Records from a data source:

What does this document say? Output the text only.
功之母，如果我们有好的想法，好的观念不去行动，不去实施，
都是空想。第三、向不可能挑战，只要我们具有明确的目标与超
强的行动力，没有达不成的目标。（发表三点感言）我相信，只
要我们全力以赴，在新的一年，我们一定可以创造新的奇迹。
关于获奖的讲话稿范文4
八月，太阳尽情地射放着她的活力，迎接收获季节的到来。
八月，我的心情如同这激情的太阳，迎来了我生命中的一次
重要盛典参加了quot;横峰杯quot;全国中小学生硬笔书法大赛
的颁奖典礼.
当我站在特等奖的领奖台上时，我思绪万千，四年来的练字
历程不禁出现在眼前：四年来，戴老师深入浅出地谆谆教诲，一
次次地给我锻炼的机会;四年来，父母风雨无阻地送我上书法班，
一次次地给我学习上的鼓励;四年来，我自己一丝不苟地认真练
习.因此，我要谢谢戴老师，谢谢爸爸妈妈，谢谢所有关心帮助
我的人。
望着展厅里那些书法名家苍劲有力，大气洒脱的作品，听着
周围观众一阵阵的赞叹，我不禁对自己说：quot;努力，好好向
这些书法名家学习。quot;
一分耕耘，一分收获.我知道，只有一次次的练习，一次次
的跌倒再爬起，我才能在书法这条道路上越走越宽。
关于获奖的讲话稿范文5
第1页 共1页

- **Set exercise**: Copy out the full set of records precisely, leaving nothing out.

- **The output**:
What does this document say? Output the text only.
功之母，如果我们有好的想法，好的观念不去行动，不去实施，
都是空想。第三、向不可能挑战，只要我们具有明确的目标与超
强的行动力，没有达不成的目标。（发表三点感言）我相信，只
要我们全力以赴，在新的一年，我们一定可以创造新的奇迹。
关于获奖的讲话稿范文4
八月，太阳尽情地射放着她的活力，迎接收获季节的到来。
八月，我的心情如同这激情的太阳，迎来了我生命中的一次
重要盛典参加了quot;横峰杯quot;全国中小学生硬笔书法大赛
的颁奖典礼.
当我站在特等奖的领奖台上时，我思绪万千，四年来的练字
历程不禁出现在眼前：四年来，戴老师深入浅出地谆谆教诲，一
次次地给我锻炼的机会;四年来，父母风雨无阻地送我上书法班，
一次次地给我学习上的鼓励;四年来，我自己一丝不苟地认真练
习.因此，我要谢谢戴老师，谢谢爸爸妈妈，谢谢所有关心帮助
我的人。
望着展厅里那些书法名家苍劲有力，大气洒脱的作品，听着
周围观众一阵阵的赞叹，我不禁对自己说：quot;努力，好好向
这些书法名家学习。quot;
一分耕耘，一分收获.我知道，只有一次次的练习，一次次
的跌倒再爬起，我才能在书法这条道路上越走越宽。
关于获奖的讲话稿范文5
第1页 共1页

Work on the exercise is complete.